Write out all of the data without omission, exactly as shown.

Extracted records:
────────────────────────────────────────
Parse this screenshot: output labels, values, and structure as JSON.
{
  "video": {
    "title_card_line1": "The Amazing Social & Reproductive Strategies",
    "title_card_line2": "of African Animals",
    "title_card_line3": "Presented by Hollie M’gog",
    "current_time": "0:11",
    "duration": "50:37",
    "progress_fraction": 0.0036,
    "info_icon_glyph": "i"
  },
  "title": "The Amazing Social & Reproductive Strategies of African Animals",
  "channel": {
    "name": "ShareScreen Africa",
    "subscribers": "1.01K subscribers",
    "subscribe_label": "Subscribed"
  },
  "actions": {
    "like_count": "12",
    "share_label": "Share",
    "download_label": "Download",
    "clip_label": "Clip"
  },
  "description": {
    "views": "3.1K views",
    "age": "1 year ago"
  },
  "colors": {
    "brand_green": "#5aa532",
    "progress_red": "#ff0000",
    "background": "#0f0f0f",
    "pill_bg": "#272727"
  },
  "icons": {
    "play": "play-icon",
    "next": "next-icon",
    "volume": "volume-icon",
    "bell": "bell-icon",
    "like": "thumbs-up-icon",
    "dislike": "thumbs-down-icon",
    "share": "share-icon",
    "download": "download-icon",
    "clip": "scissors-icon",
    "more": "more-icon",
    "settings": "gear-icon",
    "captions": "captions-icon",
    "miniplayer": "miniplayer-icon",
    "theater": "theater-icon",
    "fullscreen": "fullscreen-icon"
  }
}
────────────────────────────────────────
THE OUTPUT ▸
Parse this screenshot: output labels, values, and structure as JSON.
{
  "video": {
    "title_card_line1": "The Amazing Social & Reproductive Strategies",
    "title_card_line2": "of African Animals",
    "title_card_line3": "Presented by Hollie M’gog",
    "current_time": "0:11",
    "duration": "50:37",
    "progress_fraction": 0.0036,
    "info_icon_glyph": "i"
  },
  "title": "The Amazing Social & Reproductive Strategies of African Animals",
  "channel": {
    "name": "ShareScreen Africa",
    "subscribers": "1.01K subscribers",
    "subscribe_label": "Subscribed"
  },
  "actions": {
    "like_count": "12",
    "share_label": "Share",
    "download_label": "Download",
    "clip_label": "Clip"
  },
  "description": {
    "views": "3.1K views",
    "age": "1 year ago"
  },
  "colors": {
    "brand_green": "#5aa532",
    "progress_red": "#ff0000",
    "background": "#0f0f0f",
    "pill_bg": "#272727"
  },
  "icons": {
    "play": "play-icon",
    "next": "next-icon",
    "volume": "volume-icon",
    "bell": "bell-icon",
    "like": "thumbs-up-icon",
    "dislike": "thumbs-down-icon",
    "share": "share-icon",
    "download": "download-icon",
    "clip": "scissors-icon",
    "more": "more-icon",
    "settings": "gear-icon",
    "captions": "captions-icon",
    "miniplayer": "miniplayer-icon",
    "theater": "theater-icon",
    "fullscreen": "fullscreen-icon"
  }
}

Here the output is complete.